Items start
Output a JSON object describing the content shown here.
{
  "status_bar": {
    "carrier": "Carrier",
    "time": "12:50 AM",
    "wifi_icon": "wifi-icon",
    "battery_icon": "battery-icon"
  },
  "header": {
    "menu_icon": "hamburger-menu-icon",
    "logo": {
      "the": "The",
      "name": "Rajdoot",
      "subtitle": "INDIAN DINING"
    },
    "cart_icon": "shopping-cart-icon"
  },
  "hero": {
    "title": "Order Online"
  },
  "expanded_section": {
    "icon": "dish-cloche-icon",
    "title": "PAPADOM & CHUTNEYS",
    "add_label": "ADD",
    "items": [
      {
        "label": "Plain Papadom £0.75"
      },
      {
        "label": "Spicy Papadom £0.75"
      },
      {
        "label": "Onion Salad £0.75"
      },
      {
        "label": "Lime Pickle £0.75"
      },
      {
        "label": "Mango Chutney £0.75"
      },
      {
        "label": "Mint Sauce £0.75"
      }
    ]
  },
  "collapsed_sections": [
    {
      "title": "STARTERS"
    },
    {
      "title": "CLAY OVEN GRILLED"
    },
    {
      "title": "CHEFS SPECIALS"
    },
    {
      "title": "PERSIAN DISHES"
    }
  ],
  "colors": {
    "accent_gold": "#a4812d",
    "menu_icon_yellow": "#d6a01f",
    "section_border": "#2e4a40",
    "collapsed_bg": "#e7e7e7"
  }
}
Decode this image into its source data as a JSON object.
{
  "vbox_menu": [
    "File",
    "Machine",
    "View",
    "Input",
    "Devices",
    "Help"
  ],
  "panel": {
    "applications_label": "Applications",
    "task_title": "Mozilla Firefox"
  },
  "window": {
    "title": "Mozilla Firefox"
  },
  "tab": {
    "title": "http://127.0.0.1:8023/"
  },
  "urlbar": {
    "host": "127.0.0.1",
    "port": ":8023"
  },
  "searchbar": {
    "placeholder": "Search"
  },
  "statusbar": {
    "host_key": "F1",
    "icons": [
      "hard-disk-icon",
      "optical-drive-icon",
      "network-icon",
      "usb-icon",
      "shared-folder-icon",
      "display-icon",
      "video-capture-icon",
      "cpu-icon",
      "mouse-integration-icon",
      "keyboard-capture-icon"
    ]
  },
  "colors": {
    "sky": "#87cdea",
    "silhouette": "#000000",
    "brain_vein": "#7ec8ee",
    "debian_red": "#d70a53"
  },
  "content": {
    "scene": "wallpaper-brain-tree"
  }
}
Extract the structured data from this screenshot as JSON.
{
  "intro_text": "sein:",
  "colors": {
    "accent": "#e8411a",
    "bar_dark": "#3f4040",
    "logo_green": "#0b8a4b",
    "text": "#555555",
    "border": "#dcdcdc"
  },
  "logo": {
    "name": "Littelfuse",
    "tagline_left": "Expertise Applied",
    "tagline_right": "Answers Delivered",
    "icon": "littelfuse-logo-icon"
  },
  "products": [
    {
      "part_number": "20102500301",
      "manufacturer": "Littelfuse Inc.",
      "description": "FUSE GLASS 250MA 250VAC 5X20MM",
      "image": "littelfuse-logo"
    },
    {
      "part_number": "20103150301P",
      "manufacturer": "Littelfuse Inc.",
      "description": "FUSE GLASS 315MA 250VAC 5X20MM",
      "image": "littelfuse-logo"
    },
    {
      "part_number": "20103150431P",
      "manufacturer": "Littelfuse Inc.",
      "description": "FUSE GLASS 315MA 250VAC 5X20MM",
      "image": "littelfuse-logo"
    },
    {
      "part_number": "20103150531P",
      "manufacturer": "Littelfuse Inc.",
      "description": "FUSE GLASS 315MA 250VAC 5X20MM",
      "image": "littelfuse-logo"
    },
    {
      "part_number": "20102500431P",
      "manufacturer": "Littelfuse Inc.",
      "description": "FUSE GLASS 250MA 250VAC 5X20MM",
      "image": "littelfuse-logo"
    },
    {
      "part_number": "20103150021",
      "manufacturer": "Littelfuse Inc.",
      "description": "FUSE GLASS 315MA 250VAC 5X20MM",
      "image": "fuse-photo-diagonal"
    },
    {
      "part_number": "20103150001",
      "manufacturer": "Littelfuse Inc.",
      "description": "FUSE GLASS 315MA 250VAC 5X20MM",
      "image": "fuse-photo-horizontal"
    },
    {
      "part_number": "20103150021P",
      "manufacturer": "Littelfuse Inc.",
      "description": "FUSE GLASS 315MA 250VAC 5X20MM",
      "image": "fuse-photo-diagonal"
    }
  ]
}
Items end
▶ Work instructions: Go through the records line by line and count those containing the string "Firefox". Give only the total.

▶ In response: 2